- **Data listing**:
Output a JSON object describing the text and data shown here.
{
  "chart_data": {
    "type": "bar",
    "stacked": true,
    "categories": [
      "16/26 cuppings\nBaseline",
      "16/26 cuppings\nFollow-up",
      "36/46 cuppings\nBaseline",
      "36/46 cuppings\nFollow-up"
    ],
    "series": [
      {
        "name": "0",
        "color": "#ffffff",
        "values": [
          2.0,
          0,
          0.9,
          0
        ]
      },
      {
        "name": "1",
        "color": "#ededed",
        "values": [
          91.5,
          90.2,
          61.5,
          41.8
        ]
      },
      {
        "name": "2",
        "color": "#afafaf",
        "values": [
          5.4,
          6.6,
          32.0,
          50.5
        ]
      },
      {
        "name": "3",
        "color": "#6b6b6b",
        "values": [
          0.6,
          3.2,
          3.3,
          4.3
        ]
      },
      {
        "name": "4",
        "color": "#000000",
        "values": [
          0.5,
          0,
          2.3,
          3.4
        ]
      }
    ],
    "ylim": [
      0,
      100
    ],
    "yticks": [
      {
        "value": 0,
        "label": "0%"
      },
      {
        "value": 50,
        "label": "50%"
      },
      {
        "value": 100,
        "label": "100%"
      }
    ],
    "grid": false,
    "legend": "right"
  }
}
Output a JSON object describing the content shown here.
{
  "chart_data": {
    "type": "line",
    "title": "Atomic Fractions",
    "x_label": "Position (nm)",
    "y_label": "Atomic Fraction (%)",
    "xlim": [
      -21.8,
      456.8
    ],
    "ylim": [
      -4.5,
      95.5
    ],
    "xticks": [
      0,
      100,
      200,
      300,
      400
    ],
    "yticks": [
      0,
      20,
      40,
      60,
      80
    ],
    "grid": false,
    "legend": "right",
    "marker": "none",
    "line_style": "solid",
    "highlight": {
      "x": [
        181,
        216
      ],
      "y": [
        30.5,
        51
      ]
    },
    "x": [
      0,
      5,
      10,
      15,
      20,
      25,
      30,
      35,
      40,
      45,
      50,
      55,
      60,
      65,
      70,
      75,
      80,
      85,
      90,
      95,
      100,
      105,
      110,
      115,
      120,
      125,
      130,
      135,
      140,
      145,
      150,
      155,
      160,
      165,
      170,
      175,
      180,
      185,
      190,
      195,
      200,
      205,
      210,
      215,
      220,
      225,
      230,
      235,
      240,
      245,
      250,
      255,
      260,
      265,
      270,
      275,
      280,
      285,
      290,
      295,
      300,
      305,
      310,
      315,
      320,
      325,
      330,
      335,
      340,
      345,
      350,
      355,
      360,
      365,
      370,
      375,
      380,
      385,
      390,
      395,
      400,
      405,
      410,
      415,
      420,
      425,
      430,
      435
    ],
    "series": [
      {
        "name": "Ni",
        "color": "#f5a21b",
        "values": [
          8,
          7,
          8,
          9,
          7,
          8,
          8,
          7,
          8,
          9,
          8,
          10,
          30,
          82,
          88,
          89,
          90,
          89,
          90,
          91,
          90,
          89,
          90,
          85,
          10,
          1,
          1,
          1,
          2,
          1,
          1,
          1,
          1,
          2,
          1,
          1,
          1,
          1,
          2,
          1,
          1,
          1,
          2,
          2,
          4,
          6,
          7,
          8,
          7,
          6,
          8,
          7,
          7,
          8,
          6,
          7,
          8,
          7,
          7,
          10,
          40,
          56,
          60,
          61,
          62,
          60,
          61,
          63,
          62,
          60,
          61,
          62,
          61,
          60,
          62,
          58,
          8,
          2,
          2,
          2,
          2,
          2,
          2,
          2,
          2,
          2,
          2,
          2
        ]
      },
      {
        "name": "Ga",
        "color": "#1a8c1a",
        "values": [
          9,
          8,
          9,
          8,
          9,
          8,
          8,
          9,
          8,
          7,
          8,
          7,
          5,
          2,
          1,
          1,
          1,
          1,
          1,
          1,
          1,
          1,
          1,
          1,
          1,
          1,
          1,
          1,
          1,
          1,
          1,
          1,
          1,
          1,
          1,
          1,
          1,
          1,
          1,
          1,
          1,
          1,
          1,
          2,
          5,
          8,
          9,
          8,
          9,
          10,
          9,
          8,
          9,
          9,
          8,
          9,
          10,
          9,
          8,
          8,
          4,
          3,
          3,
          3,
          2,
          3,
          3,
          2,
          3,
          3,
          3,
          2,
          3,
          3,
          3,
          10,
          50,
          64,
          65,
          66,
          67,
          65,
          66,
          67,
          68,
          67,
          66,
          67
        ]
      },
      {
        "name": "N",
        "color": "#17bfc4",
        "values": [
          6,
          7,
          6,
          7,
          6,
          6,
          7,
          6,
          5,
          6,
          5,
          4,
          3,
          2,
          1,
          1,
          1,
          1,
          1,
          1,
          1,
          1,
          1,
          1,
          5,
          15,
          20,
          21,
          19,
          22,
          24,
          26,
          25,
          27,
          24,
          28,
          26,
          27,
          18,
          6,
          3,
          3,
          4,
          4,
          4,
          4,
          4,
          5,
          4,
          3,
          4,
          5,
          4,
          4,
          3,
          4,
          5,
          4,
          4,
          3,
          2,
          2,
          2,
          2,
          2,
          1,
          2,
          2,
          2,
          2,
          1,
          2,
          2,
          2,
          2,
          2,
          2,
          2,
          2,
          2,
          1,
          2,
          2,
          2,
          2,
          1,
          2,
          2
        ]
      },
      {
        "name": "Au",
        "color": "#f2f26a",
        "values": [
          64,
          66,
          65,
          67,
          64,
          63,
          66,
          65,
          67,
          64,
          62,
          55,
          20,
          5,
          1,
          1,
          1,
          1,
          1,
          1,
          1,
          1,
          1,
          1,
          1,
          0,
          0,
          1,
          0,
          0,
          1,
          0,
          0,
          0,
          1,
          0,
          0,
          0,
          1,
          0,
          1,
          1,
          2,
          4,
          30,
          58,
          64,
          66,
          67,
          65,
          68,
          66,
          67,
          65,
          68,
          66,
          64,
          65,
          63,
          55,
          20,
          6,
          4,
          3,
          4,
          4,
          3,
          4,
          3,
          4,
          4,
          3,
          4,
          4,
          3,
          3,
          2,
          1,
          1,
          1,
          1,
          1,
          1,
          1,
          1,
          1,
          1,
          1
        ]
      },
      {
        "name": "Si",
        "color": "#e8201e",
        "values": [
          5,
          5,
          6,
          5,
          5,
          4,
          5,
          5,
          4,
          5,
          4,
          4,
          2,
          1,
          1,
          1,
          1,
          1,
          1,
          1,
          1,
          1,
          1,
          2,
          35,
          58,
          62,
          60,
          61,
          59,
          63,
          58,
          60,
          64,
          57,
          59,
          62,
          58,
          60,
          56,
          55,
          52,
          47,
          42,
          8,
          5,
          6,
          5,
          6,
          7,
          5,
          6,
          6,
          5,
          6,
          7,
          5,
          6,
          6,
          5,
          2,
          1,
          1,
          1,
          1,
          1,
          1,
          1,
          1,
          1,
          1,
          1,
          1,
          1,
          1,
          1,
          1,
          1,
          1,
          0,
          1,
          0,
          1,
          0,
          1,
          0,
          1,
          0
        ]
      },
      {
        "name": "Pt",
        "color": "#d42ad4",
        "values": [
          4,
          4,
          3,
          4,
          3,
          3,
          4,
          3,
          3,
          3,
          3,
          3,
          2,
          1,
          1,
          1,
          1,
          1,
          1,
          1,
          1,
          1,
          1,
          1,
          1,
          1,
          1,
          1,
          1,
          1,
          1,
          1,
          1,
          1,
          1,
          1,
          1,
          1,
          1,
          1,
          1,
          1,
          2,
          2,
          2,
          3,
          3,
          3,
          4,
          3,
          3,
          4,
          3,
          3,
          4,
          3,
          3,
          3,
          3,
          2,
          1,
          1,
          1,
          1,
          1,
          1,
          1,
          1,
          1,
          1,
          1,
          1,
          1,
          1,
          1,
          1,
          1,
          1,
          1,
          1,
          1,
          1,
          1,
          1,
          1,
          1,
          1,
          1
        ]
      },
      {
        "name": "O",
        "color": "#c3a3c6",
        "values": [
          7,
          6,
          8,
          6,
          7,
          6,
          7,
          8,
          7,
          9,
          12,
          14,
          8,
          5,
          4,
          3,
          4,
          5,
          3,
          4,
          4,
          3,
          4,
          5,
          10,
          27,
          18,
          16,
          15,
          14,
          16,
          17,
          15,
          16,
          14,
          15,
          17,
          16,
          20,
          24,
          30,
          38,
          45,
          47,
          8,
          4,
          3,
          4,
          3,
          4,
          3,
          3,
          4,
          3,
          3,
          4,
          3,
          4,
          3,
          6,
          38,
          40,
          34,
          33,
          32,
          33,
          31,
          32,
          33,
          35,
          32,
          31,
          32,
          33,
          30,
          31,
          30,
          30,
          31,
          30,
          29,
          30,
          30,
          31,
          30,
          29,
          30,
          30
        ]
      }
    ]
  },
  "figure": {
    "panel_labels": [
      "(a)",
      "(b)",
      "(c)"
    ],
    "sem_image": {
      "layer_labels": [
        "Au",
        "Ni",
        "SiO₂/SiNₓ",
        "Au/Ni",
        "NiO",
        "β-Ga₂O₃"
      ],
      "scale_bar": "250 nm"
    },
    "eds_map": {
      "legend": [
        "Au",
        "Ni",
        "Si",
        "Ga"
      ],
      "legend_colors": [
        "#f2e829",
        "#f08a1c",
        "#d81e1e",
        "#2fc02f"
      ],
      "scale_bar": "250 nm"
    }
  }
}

- **Prompt**:
Only lines with the word "here" are wanted, so copy each one from the records.

- **Complete output**:
Output a JSON object describing the text and data shown here.
Output a JSON object describing the content shown here.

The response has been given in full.